## [Instructions for the task]
The required output is a single number: how many lines of the material contain the string "light".
====== Data lines
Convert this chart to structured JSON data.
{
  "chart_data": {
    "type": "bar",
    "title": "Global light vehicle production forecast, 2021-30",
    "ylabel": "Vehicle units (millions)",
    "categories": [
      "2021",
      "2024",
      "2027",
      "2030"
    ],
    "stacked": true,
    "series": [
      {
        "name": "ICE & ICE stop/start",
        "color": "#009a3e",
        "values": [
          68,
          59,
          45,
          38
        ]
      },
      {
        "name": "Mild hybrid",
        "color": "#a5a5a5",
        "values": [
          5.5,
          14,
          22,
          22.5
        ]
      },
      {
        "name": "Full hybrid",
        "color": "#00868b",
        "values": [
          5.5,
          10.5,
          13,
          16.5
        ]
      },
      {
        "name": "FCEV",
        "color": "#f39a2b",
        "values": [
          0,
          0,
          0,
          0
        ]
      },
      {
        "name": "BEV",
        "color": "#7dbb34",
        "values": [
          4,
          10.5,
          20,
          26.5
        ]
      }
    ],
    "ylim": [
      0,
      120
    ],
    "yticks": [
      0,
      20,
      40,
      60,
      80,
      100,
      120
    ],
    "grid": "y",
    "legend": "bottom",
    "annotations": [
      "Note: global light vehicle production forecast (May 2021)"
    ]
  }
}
============
## [Answer to the problem]
2